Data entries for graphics
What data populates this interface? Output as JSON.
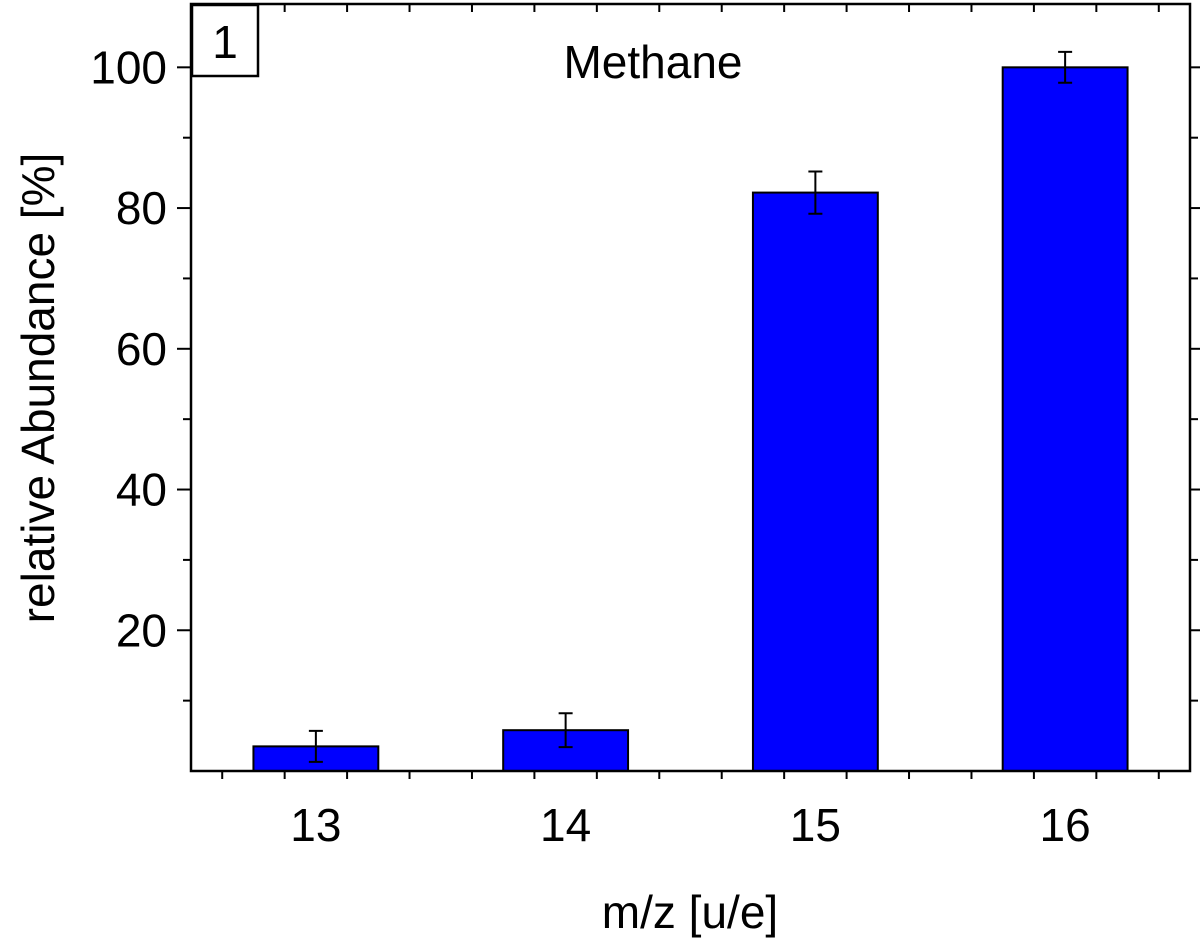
{
  "chart_data": {
    "type": "bar",
    "title": "Methane",
    "panel_label": "1",
    "xlabel": "m/z [u/e]",
    "ylabel": "relative Abundance [%]",
    "categories": [
      "13",
      "14",
      "15",
      "16"
    ],
    "x": [
      13,
      14,
      15,
      16
    ],
    "values": [
      3.5,
      5.8,
      82.2,
      100
    ],
    "errors": [
      2.2,
      2.4,
      3.0,
      2.2
    ],
    "xlim": [
      12.5,
      16.5
    ],
    "ylim": [
      0,
      109
    ],
    "yticks": [
      20,
      40,
      60,
      80,
      100
    ],
    "bar_color": "#0000ff",
    "grid": false
  }
}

:: Instructions to follow ::
Quote each entry above verbatim and drop the pictures.

:: Exercise response ::
What data populates this interface? Output as JSON.
{
  "chart_data": {
    "type": "bar",
    "title": "Methane",
    "panel_label": "1",
    "xlabel": "m/z [u/e]",
    "ylabel": "relative Abundance [%]",
    "categories": [
      "13",
      "14",
      "15",
      "16"
    ],
    "x": [
      13,
      14,
      15,
      16
    ],
    "values": [
      3.5,
      5.8,
      82.2,
      100
    ],
    "errors": [
      2.2,
      2.4,
      3.0,
      2.2
    ],
    "xlim": [
      12.5,
      16.5
    ],
    "ylim": [
      0,
      109
    ],
    "yticks": [
      20,
      40,
      60,
      80,
      100
    ],
    "bar_color": "#0000ff",
    "grid": false
  }
}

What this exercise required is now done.